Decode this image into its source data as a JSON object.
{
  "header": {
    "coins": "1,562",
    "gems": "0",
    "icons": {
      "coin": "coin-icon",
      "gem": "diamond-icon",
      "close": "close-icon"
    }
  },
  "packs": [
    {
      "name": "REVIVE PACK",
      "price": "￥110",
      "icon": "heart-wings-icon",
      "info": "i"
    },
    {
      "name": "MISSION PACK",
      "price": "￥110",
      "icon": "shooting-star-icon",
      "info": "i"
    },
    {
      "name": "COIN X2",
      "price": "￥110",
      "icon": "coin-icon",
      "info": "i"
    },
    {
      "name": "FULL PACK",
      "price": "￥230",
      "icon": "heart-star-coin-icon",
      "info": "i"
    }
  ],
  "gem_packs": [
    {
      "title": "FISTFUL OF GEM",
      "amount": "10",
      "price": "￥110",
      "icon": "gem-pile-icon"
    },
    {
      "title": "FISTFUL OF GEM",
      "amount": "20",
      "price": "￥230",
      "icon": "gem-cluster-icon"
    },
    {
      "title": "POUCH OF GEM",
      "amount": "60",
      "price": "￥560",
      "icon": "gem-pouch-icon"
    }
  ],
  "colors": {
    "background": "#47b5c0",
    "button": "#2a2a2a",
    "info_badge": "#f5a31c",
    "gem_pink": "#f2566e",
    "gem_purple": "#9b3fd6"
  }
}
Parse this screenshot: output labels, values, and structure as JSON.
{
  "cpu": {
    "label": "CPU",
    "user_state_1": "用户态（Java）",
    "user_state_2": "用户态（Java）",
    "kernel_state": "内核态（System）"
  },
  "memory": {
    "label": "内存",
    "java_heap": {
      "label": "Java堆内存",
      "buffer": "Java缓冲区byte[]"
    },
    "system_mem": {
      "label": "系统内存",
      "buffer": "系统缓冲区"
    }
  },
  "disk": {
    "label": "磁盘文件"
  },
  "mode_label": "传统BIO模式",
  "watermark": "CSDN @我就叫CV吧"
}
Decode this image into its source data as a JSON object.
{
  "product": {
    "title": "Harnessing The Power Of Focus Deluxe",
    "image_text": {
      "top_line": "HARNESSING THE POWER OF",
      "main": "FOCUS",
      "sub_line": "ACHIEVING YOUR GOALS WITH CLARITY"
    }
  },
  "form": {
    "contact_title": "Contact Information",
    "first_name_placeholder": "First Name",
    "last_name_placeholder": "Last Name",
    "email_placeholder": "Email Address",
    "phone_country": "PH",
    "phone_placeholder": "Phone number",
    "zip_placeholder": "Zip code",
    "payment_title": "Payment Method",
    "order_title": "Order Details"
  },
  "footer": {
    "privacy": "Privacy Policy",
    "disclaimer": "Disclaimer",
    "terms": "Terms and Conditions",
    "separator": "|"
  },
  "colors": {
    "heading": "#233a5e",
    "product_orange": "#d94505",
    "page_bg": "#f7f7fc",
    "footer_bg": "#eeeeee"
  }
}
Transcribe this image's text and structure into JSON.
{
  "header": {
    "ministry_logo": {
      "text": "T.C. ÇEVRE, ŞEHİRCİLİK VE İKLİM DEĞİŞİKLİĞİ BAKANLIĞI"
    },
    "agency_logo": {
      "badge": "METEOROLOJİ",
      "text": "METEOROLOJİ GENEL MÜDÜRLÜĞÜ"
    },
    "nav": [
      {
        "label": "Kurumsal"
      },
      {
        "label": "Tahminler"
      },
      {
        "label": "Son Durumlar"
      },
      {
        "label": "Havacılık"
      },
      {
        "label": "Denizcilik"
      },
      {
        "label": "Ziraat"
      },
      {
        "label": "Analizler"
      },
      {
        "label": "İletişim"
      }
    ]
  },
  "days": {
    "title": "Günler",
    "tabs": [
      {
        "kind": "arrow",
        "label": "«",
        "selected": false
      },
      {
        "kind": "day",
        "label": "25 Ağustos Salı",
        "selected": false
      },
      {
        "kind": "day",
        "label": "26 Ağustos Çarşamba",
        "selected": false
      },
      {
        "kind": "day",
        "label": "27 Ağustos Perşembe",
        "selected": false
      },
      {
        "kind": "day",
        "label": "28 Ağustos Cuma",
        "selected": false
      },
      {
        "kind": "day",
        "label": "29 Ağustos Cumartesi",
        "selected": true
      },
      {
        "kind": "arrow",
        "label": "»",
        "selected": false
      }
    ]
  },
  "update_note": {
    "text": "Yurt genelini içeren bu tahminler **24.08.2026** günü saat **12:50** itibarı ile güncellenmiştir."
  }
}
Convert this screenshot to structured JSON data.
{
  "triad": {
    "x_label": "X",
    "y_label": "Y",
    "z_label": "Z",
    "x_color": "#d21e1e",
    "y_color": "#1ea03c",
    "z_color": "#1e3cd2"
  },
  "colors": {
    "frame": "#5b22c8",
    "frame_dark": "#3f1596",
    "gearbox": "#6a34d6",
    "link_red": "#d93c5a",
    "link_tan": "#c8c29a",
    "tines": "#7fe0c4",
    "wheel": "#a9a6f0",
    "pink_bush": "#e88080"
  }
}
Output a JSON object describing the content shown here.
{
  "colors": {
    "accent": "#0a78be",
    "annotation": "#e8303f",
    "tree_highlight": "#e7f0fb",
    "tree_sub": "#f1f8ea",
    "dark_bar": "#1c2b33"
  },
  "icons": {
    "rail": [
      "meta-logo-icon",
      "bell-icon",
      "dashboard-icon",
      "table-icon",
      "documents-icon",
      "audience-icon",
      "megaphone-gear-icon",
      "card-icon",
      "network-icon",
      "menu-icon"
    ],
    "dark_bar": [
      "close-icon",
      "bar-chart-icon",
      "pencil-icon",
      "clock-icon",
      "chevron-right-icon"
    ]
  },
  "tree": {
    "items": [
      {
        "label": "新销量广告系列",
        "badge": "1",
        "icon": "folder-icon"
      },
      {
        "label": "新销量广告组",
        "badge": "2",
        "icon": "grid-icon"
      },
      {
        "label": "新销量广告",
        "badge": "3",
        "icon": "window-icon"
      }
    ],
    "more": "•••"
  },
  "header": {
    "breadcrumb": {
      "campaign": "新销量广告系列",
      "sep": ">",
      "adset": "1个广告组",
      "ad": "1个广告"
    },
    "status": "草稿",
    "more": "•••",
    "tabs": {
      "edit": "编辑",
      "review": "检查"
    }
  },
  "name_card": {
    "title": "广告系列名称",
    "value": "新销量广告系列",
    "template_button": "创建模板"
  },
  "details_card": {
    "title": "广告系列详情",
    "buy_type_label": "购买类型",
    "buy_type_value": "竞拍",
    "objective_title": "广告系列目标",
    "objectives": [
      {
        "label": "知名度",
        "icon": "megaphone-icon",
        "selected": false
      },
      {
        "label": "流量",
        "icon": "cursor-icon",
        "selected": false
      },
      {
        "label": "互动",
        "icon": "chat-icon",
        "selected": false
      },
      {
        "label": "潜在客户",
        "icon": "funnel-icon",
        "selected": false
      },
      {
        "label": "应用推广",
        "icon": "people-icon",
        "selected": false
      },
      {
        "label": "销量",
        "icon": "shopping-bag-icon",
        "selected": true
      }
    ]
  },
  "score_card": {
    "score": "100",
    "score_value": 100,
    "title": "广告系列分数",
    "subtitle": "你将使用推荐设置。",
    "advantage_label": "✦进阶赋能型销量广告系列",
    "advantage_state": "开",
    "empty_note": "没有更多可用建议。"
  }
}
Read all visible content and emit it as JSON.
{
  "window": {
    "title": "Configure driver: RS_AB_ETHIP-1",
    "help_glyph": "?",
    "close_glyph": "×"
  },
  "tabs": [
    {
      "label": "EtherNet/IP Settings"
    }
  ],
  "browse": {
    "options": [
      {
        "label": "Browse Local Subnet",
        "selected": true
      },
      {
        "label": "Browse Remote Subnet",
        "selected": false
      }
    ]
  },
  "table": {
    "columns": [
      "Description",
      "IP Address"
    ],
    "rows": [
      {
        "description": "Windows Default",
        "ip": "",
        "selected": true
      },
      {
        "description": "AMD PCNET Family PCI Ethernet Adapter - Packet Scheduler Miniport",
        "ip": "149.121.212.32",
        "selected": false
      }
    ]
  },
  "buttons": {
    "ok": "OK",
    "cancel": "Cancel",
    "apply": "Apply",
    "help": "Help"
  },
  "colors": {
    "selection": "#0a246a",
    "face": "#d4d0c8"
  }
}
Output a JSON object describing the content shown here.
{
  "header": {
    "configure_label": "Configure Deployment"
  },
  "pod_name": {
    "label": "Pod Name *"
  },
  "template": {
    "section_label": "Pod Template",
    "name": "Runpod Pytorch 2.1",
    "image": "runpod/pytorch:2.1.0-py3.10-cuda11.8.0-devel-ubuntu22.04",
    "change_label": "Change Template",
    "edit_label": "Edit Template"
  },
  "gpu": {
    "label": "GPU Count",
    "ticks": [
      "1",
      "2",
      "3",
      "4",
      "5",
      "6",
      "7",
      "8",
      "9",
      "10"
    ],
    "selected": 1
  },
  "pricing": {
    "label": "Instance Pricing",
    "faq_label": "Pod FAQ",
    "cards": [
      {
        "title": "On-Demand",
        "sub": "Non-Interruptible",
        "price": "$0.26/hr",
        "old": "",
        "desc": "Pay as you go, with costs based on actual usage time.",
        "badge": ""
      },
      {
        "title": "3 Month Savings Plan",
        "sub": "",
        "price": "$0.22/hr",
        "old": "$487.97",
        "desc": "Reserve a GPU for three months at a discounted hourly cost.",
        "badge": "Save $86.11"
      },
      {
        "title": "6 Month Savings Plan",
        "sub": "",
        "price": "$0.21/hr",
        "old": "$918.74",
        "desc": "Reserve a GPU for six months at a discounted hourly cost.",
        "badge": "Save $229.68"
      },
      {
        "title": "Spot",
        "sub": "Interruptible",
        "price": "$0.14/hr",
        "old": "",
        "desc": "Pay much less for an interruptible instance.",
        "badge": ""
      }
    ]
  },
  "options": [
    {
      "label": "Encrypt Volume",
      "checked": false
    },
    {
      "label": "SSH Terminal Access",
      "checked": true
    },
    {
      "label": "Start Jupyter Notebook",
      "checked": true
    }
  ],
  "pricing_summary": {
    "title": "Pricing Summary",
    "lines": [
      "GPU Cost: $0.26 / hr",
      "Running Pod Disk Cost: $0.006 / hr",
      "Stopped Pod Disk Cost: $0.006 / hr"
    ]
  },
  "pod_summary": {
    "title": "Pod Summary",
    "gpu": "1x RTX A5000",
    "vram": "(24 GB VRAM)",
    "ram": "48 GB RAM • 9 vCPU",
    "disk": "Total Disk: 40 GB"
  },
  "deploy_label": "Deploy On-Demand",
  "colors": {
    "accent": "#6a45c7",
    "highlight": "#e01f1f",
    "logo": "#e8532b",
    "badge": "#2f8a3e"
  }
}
....
### TASK DETAILS
List all lines holding the string "Plan".

### SOLVED EXERCISE
        "title": "3 Month Savings Plan",
        "title": "6 Month Savings Plan",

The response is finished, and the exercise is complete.